What you need to do:
Print all of the data exactly as written.

** Start of Record excerpts **

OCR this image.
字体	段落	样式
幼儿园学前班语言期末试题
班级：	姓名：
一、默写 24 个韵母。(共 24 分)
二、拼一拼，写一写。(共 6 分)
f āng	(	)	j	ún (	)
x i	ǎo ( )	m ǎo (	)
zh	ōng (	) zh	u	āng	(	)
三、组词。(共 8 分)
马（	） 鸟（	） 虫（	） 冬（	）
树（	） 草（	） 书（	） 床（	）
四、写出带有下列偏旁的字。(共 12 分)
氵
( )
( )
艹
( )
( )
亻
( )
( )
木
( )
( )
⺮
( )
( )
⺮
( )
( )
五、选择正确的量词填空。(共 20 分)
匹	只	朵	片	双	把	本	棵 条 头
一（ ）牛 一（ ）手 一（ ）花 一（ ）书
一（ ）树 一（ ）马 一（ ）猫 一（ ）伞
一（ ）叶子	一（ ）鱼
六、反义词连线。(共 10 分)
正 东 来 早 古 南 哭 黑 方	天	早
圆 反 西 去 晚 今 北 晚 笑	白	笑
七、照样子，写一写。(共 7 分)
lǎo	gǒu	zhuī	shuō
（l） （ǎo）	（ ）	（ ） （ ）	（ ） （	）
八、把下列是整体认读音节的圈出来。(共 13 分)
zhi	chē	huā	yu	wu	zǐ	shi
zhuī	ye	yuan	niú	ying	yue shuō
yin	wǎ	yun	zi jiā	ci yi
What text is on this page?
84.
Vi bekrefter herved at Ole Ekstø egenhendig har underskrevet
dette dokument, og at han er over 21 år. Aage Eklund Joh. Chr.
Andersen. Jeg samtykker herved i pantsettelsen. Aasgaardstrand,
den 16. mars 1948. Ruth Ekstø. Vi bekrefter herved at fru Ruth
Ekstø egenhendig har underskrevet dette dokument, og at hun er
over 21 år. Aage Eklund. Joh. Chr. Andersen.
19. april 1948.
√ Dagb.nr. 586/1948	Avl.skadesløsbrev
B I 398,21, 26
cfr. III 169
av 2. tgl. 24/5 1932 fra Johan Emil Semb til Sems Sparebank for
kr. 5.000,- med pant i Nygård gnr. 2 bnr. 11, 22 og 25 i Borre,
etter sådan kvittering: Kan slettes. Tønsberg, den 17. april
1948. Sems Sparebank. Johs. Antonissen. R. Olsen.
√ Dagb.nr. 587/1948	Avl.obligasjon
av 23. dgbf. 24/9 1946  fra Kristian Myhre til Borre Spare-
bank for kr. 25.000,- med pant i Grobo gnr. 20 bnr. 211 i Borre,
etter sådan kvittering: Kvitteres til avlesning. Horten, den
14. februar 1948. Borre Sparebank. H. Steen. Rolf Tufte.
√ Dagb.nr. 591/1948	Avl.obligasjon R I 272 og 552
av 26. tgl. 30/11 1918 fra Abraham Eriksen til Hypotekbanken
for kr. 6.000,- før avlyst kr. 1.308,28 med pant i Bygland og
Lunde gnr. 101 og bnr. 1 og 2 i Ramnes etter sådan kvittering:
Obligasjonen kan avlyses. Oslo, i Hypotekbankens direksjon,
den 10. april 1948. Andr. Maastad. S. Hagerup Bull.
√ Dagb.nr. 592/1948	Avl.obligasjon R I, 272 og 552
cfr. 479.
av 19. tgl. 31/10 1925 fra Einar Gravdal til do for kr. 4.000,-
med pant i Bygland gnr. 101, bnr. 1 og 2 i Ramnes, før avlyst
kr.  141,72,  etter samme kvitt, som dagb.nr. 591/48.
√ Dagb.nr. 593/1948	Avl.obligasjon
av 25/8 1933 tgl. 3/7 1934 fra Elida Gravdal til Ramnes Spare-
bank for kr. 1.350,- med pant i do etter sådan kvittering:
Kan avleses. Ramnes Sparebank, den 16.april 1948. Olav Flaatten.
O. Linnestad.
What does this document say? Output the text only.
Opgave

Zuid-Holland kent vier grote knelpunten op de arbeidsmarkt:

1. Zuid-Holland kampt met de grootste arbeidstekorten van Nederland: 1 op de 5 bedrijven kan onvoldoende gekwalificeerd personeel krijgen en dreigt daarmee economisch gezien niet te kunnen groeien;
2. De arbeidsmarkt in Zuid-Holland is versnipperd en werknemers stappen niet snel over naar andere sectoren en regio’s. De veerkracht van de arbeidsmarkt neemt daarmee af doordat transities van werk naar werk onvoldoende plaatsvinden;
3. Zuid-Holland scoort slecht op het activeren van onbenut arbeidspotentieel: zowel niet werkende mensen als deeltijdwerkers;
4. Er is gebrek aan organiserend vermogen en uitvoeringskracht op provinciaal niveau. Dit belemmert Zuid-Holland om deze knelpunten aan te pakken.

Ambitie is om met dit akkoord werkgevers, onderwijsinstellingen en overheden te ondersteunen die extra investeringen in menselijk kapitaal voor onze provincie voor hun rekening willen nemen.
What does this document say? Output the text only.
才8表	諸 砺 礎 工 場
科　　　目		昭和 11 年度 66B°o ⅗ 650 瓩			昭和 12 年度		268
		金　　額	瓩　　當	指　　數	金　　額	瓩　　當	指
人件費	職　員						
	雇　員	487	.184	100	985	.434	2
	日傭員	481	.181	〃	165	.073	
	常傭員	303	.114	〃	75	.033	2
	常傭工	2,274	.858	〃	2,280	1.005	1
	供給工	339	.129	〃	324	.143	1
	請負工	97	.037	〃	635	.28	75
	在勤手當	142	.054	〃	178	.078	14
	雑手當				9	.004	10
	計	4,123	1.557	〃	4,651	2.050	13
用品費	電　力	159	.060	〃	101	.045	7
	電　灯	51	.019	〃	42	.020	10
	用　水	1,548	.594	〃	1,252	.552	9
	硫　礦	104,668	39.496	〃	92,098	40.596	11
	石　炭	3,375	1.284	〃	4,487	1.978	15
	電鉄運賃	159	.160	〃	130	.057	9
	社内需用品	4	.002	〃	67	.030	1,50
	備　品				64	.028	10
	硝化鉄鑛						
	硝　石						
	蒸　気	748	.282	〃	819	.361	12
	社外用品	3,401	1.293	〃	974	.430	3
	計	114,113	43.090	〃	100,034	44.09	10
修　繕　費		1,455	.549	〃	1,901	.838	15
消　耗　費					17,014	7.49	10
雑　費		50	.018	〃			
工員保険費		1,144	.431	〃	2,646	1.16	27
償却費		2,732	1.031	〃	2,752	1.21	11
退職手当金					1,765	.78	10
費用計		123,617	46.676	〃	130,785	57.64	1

** End of Record excerpts **

Exercise output:
OCR this image.
字体	段落	样式
幼儿园学前班语言期末试题
班级：	姓名：
一、默写 24 个韵母。(共 24 分)
二、拼一拼，写一写。(共 6 分)
f āng	(	)	j	ún (	)
x i	ǎo ( )	m ǎo (	)
zh	ōng (	) zh	u	āng	(	)
三、组词。(共 8 分)
马（	） 鸟（	） 虫（	） 冬（	）
树（	） 草（	） 书（	） 床（	）
四、写出带有下列偏旁的字。(共 12 分)
氵
( )
( )
艹
( )
( )
亻
( )
( )
木
( )
( )
⺮
( )
( )
⺮
( )
( )
五、选择正确的量词填空。(共 20 分)
匹	只	朵	片	双	把	本	棵 条 头
一（ ）牛 一（ ）手 一（ ）花 一（ ）书
一（ ）树 一（ ）马 一（ ）猫 一（ ）伞
一（ ）叶子	一（ ）鱼
六、反义词连线。(共 10 分)
正 东 来 早 古 南 哭 黑 方	天	早
圆 反 西 去 晚 今 北 晚 笑	白	笑
七、照样子，写一写。(共 7 分)
lǎo	gǒu	zhuī	shuō
（l） （ǎo）	（ ）	（ ） （ ）	（ ） （	）
八、把下列是整体认读音节的圈出来。(共 13 分)
zhi	chē	huā	yu	wu	zǐ	shi
zhuī	ye	yuan	niú	ying	yue shuō
yin	wǎ	yun	zi jiā	ci yi
What text is on this page?
84.
Vi bekrefter herved at Ole Ekstø egenhendig har underskrevet
dette dokument, og at han er over 21 år. Aage Eklund Joh. Chr.
Andersen. Jeg samtykker herved i pantsettelsen. Aasgaardstrand,
den 16. mars 1948. Ruth Ekstø. Vi bekrefter herved at fru Ruth
Ekstø egenhendig har underskrevet dette dokument, og at hun er
over 21 år. Aage Eklund. Joh. Chr. Andersen.
19. april 1948.
√ Dagb.nr. 586/1948	Avl.skadesløsbrev
B I 398,21, 26
cfr. III 169
av 2. tgl. 24/5 1932 fra Johan Emil Semb til Sems Sparebank for
kr. 5.000,- med pant i Nygård gnr. 2 bnr. 11, 22 og 25 i Borre,
etter sådan kvittering: Kan slettes. Tønsberg, den 17. april
1948. Sems Sparebank. Johs. Antonissen. R. Olsen.
√ Dagb.nr. 587/1948	Avl.obligasjon
av 23. dgbf. 24/9 1946  fra Kristian Myhre til Borre Spare-
bank for kr. 25.000,- med pant i Grobo gnr. 20 bnr. 211 i Borre,
etter sådan kvittering: Kvitteres til avlesning. Horten, den
14. februar 1948. Borre Sparebank. H. Steen. Rolf Tufte.
√ Dagb.nr. 591/1948	Avl.obligasjon R I 272 og 552
av 26. tgl. 30/11 1918 fra Abraham Eriksen til Hypotekbanken
for kr. 6.000,- før avlyst kr. 1.308,28 med pant i Bygland og
Lunde gnr. 101 og bnr. 1 og 2 i Ramnes etter sådan kvittering:
Obligasjonen kan avlyses. Oslo, i Hypotekbankens direksjon,
den 10. april 1948. Andr. Maastad. S. Hagerup Bull.
√ Dagb.nr. 592/1948	Avl.obligasjon R I, 272 og 552
cfr. 479.
av 19. tgl. 31/10 1925 fra Einar Gravdal til do for kr. 4.000,-
med pant i Bygland gnr. 101, bnr. 1 og 2 i Ramnes, før avlyst
kr.  141,72,  etter samme kvitt, som dagb.nr. 591/48.
√ Dagb.nr. 593/1948	Avl.obligasjon
av 25/8 1933 tgl. 3/7 1934 fra Elida Gravdal til Ramnes Spare-
bank for kr. 1.350,- med pant i do etter sådan kvittering:
Kan avleses. Ramnes Sparebank, den 16.april 1948. Olav Flaatten.
O. Linnestad.
What does this document say? Output the text only.
Opgave

Zuid-Holland kent vier grote knelpunten op de arbeidsmarkt:

1. Zuid-Holland kampt met de grootste arbeidstekorten van Nederland: 1 op de 5 bedrijven kan onvoldoende gekwalificeerd personeel krijgen en dreigt daarmee economisch gezien niet te kunnen groeien;
2. De arbeidsmarkt in Zuid-Holland is versnipperd en werknemers stappen niet snel over naar andere sectoren en regio’s. De veerkracht van de arbeidsmarkt neemt daarmee af doordat transities van werk naar werk onvoldoende plaatsvinden;
3. Zuid-Holland scoort slecht op het activeren van onbenut arbeidspotentieel: zowel niet werkende mensen als deeltijdwerkers;
4. Er is gebrek aan organiserend vermogen en uitvoeringskracht op provinciaal niveau. Dit belemmert Zuid-Holland om deze knelpunten aan te pakken.

Ambitie is om met dit akkoord werkgevers, onderwijsinstellingen en overheden te ondersteunen die extra investeringen in menselijk kapitaal voor onze provincie voor hun rekening willen nemen.
What does this document say? Output the text only.
才8表	諸 砺 礎 工 場
科　　　目		昭和 11 年度 66B°o ⅗ 650 瓩			昭和 12 年度		268
		金　　額	瓩　　當	指　　數	金　　額	瓩　　當	指
人件費	職　員						
	雇　員	487	.184	100	985	.434	2
	日傭員	481	.181	〃	165	.073	
	常傭員	303	.114	〃	75	.033	2
	常傭工	2,274	.858	〃	2,280	1.005	1
	供給工	339	.129	〃	324	.143	1
	請負工	97	.037	〃	635	.28	75
	在勤手當	142	.054	〃	178	.078	14
	雑手當				9	.004	10
	計	4,123	1.557	〃	4,651	2.050	13
用品費	電　力	159	.060	〃	101	.045	7
	電　灯	51	.019	〃	42	.020	10
	用　水	1,548	.594	〃	1,252	.552	9
	硫　礦	104,668	39.496	〃	92,098	40.596	11
	石　炭	3,375	1.284	〃	4,487	1.978	15
	電鉄運賃	159	.160	〃	130	.057	9
	社内需用品	4	.002	〃	67	.030	1,50
	備　品				64	.028	10
	硝化鉄鑛						
	硝　石						
	蒸　気	748	.282	〃	819	.361	12
	社外用品	3,401	1.293	〃	974	.430	3
	計	114,113	43.090	〃	100,034	44.09	10
修　繕　費		1,455	.549	〃	1,901	.838	15
消　耗　費					17,014	7.49	10
雑　費		50	.018	〃			
工員保険費		1,144	.431	〃	2,646	1.16	27
償却費		2,732	1.031	〃	2,752	1.21	11
退職手当金					1,765	.78	10
費用計		123,617	46.676	〃	130,785	57.64	1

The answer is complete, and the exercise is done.